→ **AIM**
Pictures are excluded from this exercise. Transcribe exactly the lines from the one containing "OCR this image." through the last line of the listing.

→ **DATA PROVIDED**

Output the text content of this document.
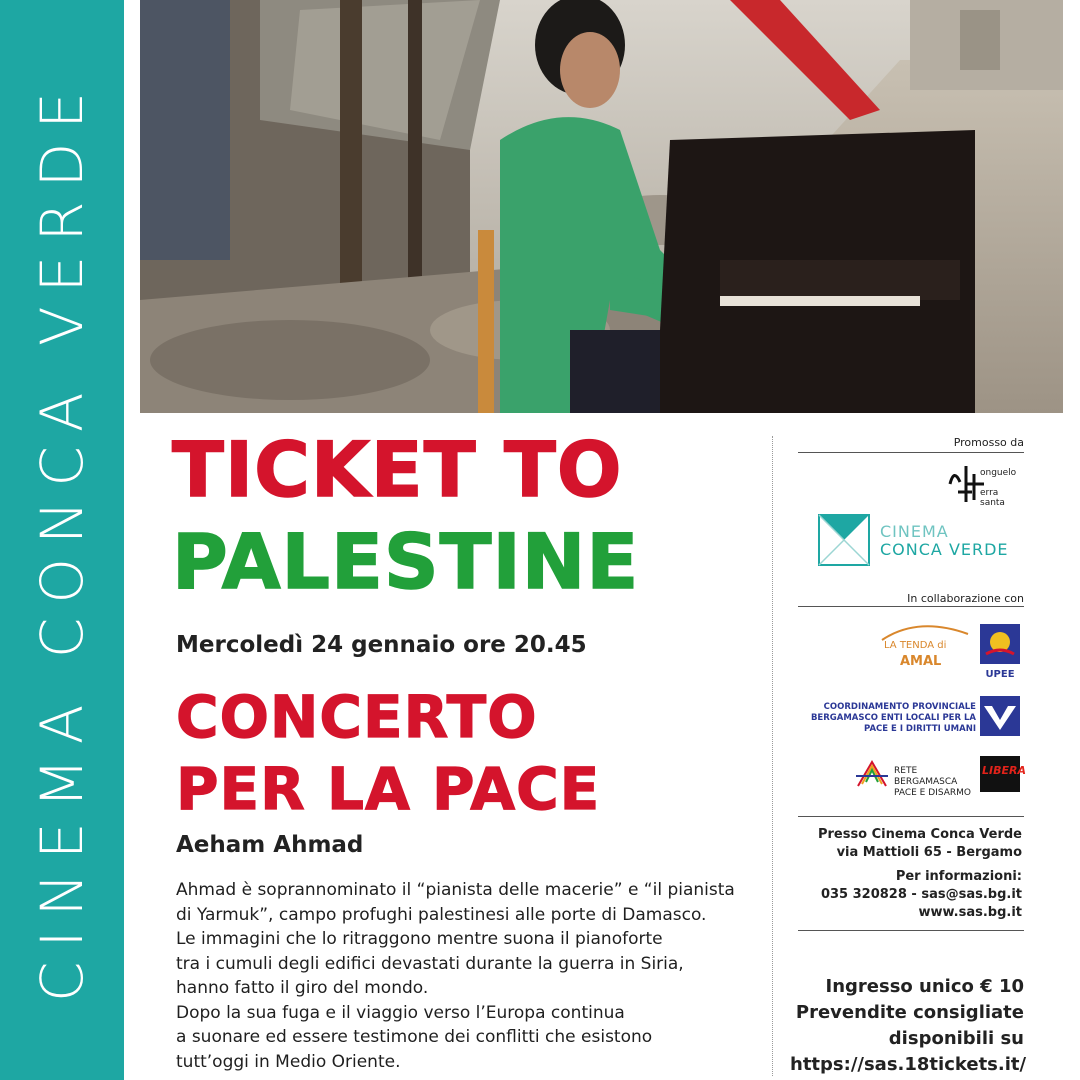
CINEMA CONCA VERDE TICKET TO
PALESTINE
Mercoledì 24 gennaio ore 20.45
CONCERTO
PER LA PACE
Aeham Ahmad

Ahmad è soprannominato il “pianista delle macerie” e “il pianista

di Yarmuk”, campo profughi palestinesi alle porte di Damasco.

Le immagini che lo ritraggono mentre suona il pianoforte

tra i cumuli degli edifici devastati durante la guerra in Siria,

hanno fatto il giro del mondo.

Dopo la sua fuga e il viaggio verso l’Europa continua

a suonare ed essere testimone dei conflitti che esistono

tutt’oggi in Medio Oriente.

Promosso da
onguelo
erra santa
CINEMA
CONCA VERDE
In collaborazione con
LA TENDA di
AMAL
UPEE
COORDINAMENTO PROVINCIALE
BERGAMASCO ENTI LOCALI PER LA
PACE E I DIRITTI UMANI
RETE BERGAMASCA
PACE E DISARMO
LIBERA
Presso Cinema Conca Verde
via Mattioli 65 - Bergamo
Per informazioni:
035 320828 - sas@sas.bg.it
www.sas.bg.it
Ingresso unico € 10
Prevendite consigliate
disponibili su
https://sas.18tickets.it/
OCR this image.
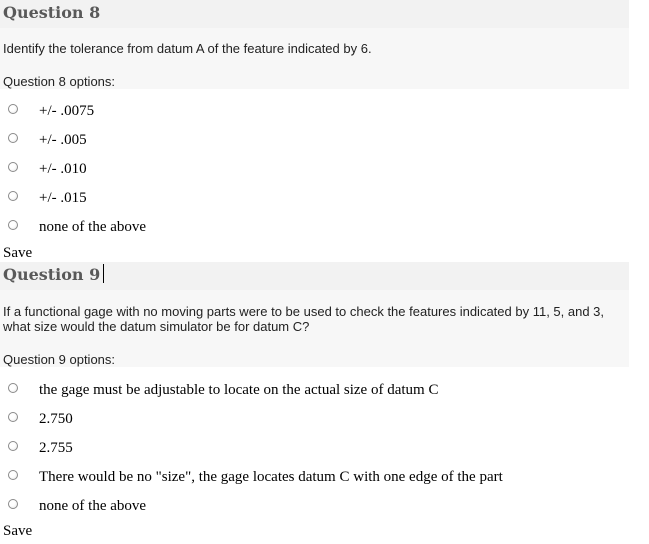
Question 8

Identify the tolerance from datum A of the feature indicated by 6.

Question 8 options:
+/- .0075
+/- .005
+/- .010
+/- .015
none of the above
Save
Question 9

If a functional gage with no moving parts were to be used to check the features indicated by 11, 5, and 3, what size would the datum simulator be for datum C?

Question 9 options:
the gage must be adjustable to locate on the actual size of datum C
2.750
2.755
There would be no "size", the gage locates datum C with one edge of the part
none of the above
Save
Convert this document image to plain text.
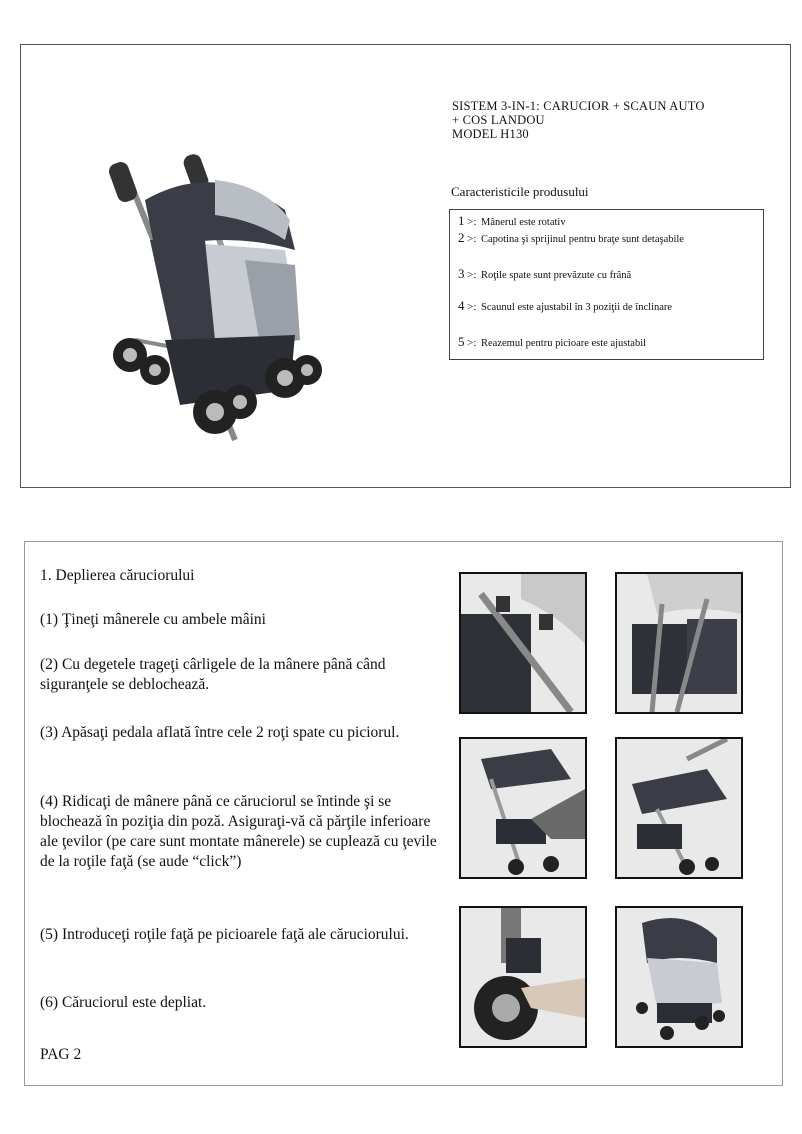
SISTEM 3-IN-1: CARUCIOR + SCAUN AUTO
+ COS LANDOU
MODEL H130
Caracteristicile produsului
1 >: Mânerul este rotativ
2 >: Capotina şi sprijinul pentru braţe sunt detaşabile
3 >: Roţile spate sunt prevăzute cu frână
4 >: Scaunul este ajustabil în 3 poziţii de înclinare
5 >: Reazemul pentru picioare este ajustabil
1. Deplierea căruciorului
(1) Ţineţi mânerele cu ambele mâini
(2) Cu degetele trageţi cârligele de la mânere până când siguranţele se deblochează.
(3) Apăsaţi pedala aflată între cele 2 roţi spate cu piciorul.
(4) Ridicaţi de mânere până ce căruciorul se întinde şi se blochează în poziţia din poză. Asiguraţi-vă că părţile inferioare ale ţevilor (pe care sunt montate mânerele) se cuplează cu ţevile de la roţile faţă (se aude “click”)
(5) Introduceţi roţile faţă pe picioarele faţă ale căruciorului.
(6) Căruciorul este depliat.
PAG 2
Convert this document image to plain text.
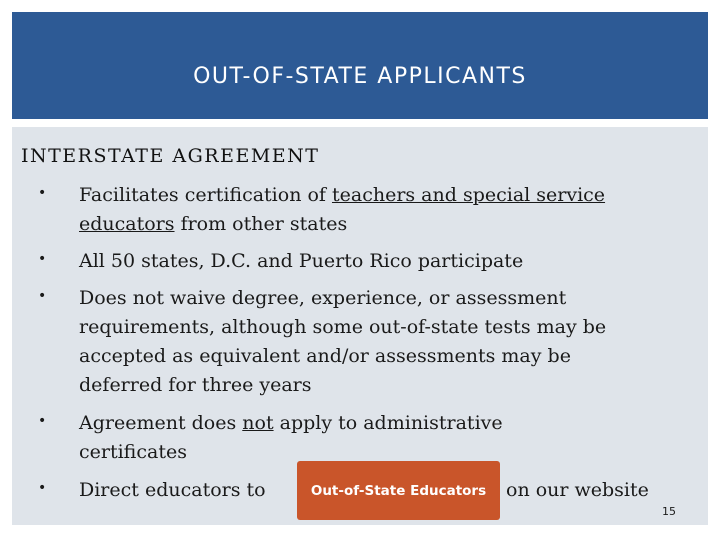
OUT-OF-STATE APPLICANTS
INTERSTATE AGREEMENT
• Facilitates certification of teachers and special service
educators from other states
• All 50 states, D.C. and Puerto Rico participate
• Does not waive degree, experience, or assessment
requirements, although some out-of-state tests may be
accepted as equivalent and/or assessments may be
deferred for three years
• Agreement does not apply to administrative
certificates
• Direct educators to	on our website
Out-of-State Educators
15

→ **EXERCISE RESPONSE**
OCR this image.
Question 8

Identify the tolerance from datum A of the feature indicated by 6.

Question 8 options:
+/- .0075
+/- .005
+/- .010
+/- .015
none of the above
Save
Question 9

If a functional gage with no moving parts were to be used to check the features indicated by 11, 5, and 3, what size would the datum simulator be for datum C?

Question 9 options:
the gage must be adjustable to locate on the actual size of datum C
2.750
2.755
There would be no "size", the gage locates datum C with one edge of the part
none of the above
Save
Convert this document image to plain text.
SISTEM 3-IN-1: CARUCIOR + SCAUN AUTO
+ COS LANDOU
MODEL H130
Caracteristicile produsului
1 >: Mânerul este rotativ
2 >: Capotina şi sprijinul pentru braţe sunt detaşabile
3 >: Roţile spate sunt prevăzute cu frână
4 >: Scaunul este ajustabil în 3 poziţii de înclinare
5 >: Reazemul pentru picioare este ajustabil
1. Deplierea căruciorului
(1) Ţineţi mânerele cu ambele mâini
(2) Cu degetele trageţi cârligele de la mânere până când siguranţele se deblochează.
(3) Apăsaţi pedala aflată între cele 2 roţi spate cu piciorul.
(4) Ridicaţi de mânere până ce căruciorul se întinde şi se blochează în poziţia din poză. Asiguraţi-vă că părţile inferioare ale ţevilor (pe care sunt montate mânerele) se cuplează cu ţevile de la roţile faţă (se aude “click”)
(5) Introduceţi roţile faţă pe picioarele faţă ale căruciorului.
(6) Căruciorul este depliat.
PAG 2
Convert this document image to plain text.
OUT-OF-STATE APPLICANTS
INTERSTATE AGREEMENT
• Facilitates certification of teachers and special service
educators from other states
• All 50 states, D.C. and Puerto Rico participate
• Does not waive degree, experience, or assessment
requirements, although some out-of-state tests may be
accepted as equivalent and/or assessments may be
deferred for three years
• Agreement does not apply to administrative
certificates
• Direct educators to	on our website
Out-of-State Educators
15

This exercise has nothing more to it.